**INFORMATION PROVIDED:**

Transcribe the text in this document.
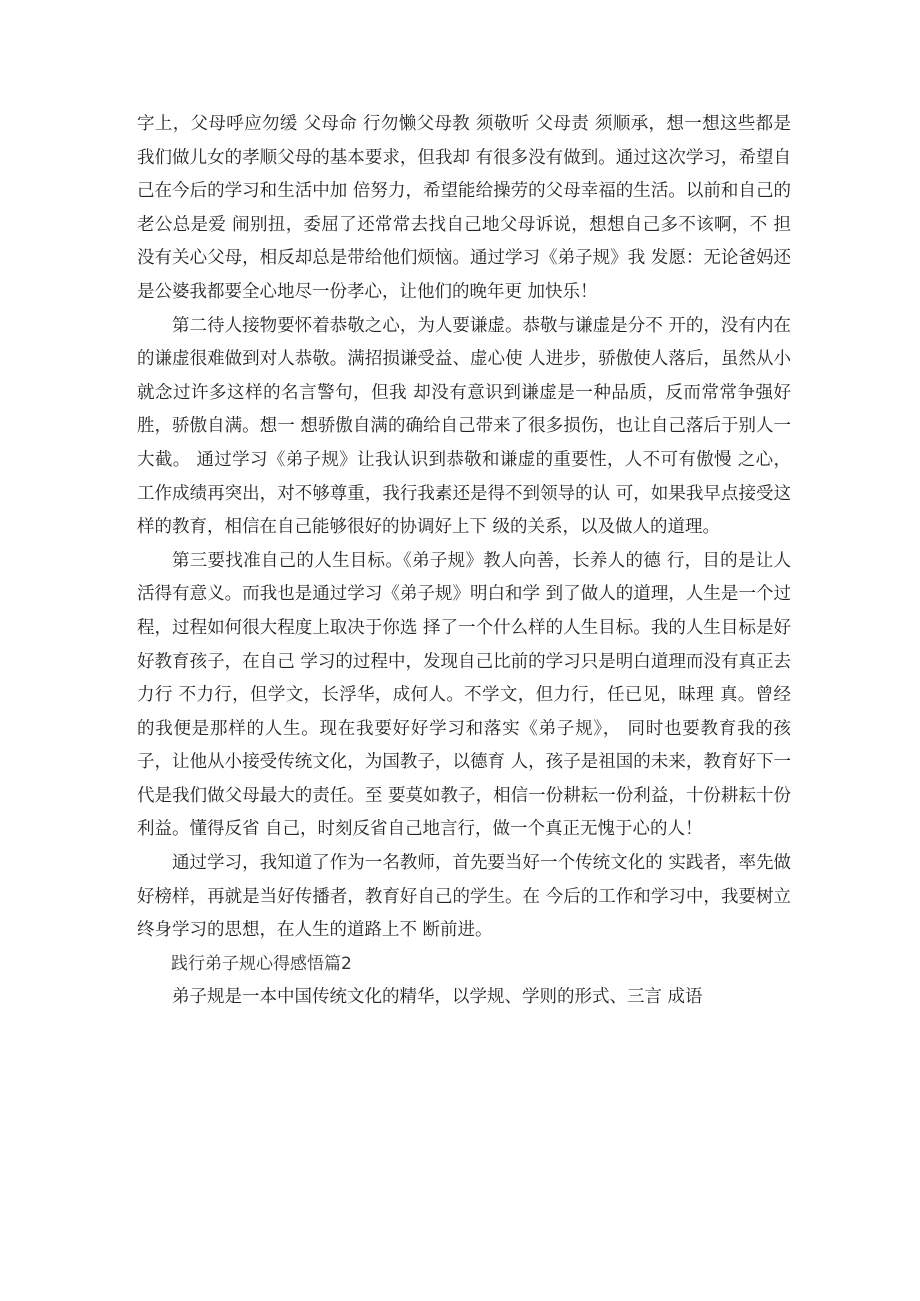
字上，父母呼应勿缓 父母命 行勿懒父母教 须敬听 父母责 须顺承，想一想这些都是我们做儿女的孝顺父母的基本要求，但我却 有很多没有做到。通过这次学习，希望自己在今后的学习和生活中加 倍努力，希望能给操劳的父母幸福的生活。以前和自己的老公总是爱 闹别扭，委屈了还常常去找自己地父母诉说，想想自己多不该啊，不 担没有关心父母，相反却总是带给他们烦恼。通过学习《弟子规》我 发愿：无论爸妈还是公婆我都要全心地尽一份孝心，让他们的晚年更 加快乐！

第二待人接物要怀着恭敬之心，为人要谦虚。恭敬与谦虚是分不 开的，没有内在的谦虚很难做到对人恭敬。满招损谦受益、虚心使 人进步，骄傲使人落后，虽然从小就念过许多这样的名言警句，但我 却没有意识到谦虚是一种品质，反而常常争强好胜，骄傲自满。想一 想骄傲自满的确给自己带来了很多损伤，也让自己落后于别人一大截。 通过学习《弟子规》让我认识到恭敬和谦虚的重要性，人不可有傲慢 之心，工作成绩再突出，对不够尊重，我行我素还是得不到领导的认 可，如果我早点接受这样的教育，相信在自己能够很好的协调好上下 级的关系，以及做人的道理。

第三要找准自己的人生目标。《弟子规》教人向善，长养人的德 行，目的是让人活得有意义。而我也是通过学习《弟子规》明白和学 到了做人的道理，人生是一个过程，过程如何很大程度上取决于你选 择了一个什么样的人生目标。我的人生目标是好好教育孩子，在自己 学习的过程中，发现自己比前的学习只是明白道理而没有真正去力行 不力行，但学文，长浮华，成何人。不学文，但力行，任已见，昧理 真。曾经的我便是那样的人生。现在我要好好学习和落实《弟子规》， 同时也要教育我的孩子，让他从小接受传统文化，为国教子，以德育 人，孩子是祖国的未来，教育好下一代是我们做父母最大的责任。至 要莫如教子，相信一份耕耘一份利益，十份耕耘十份利益。懂得反省 自己，时刻反省自己地言行，做一个真正无愧于心的人！

通过学习，我知道了作为一名教师，首先要当好一个传统文化的 实践者，率先做好榜样，再就是当好传播者，教育好自己的学生。在 今后的工作和学习中，我要树立终身学习的思想，在人生的道路上不 断前进。

践行弟子规心得感悟篇2

弟子规是一本中国传统文化的精华，以学规、学则的形式、三言 成语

**AIM OF THE EXERCISE:** Copy the entries above faithfully and omit every image.

**WRITTEN SOLUTION:**
Transcribe the text in this document.
字上，父母呼应勿缓 父母命 行勿懒父母教 须敬听 父母责 须顺承，想一想这些都是我们做儿女的孝顺父母的基本要求，但我却 有很多没有做到。通过这次学习，希望自己在今后的学习和生活中加 倍努力，希望能给操劳的父母幸福的生活。以前和自己的老公总是爱 闹别扭，委屈了还常常去找自己地父母诉说，想想自己多不该啊，不 担没有关心父母，相反却总是带给他们烦恼。通过学习《弟子规》我 发愿：无论爸妈还是公婆我都要全心地尽一份孝心，让他们的晚年更 加快乐！

第二待人接物要怀着恭敬之心，为人要谦虚。恭敬与谦虚是分不 开的，没有内在的谦虚很难做到对人恭敬。满招损谦受益、虚心使 人进步，骄傲使人落后，虽然从小就念过许多这样的名言警句，但我 却没有意识到谦虚是一种品质，反而常常争强好胜，骄傲自满。想一 想骄傲自满的确给自己带来了很多损伤，也让自己落后于别人一大截。 通过学习《弟子规》让我认识到恭敬和谦虚的重要性，人不可有傲慢 之心，工作成绩再突出，对不够尊重，我行我素还是得不到领导的认 可，如果我早点接受这样的教育，相信在自己能够很好的协调好上下 级的关系，以及做人的道理。

第三要找准自己的人生目标。《弟子规》教人向善，长养人的德 行，目的是让人活得有意义。而我也是通过学习《弟子规》明白和学 到了做人的道理，人生是一个过程，过程如何很大程度上取决于你选 择了一个什么样的人生目标。我的人生目标是好好教育孩子，在自己 学习的过程中，发现自己比前的学习只是明白道理而没有真正去力行 不力行，但学文，长浮华，成何人。不学文，但力行，任已见，昧理 真。曾经的我便是那样的人生。现在我要好好学习和落实《弟子规》， 同时也要教育我的孩子，让他从小接受传统文化，为国教子，以德育 人，孩子是祖国的未来，教育好下一代是我们做父母最大的责任。至 要莫如教子，相信一份耕耘一份利益，十份耕耘十份利益。懂得反省 自己，时刻反省自己地言行，做一个真正无愧于心的人！

通过学习，我知道了作为一名教师，首先要当好一个传统文化的 实践者，率先做好榜样，再就是当好传播者，教育好自己的学生。在 今后的工作和学习中，我要树立终身学习的思想，在人生的道路上不 断前进。

践行弟子规心得感悟篇2

弟子规是一本中国传统文化的精华，以学规、学则的形式、三言 成语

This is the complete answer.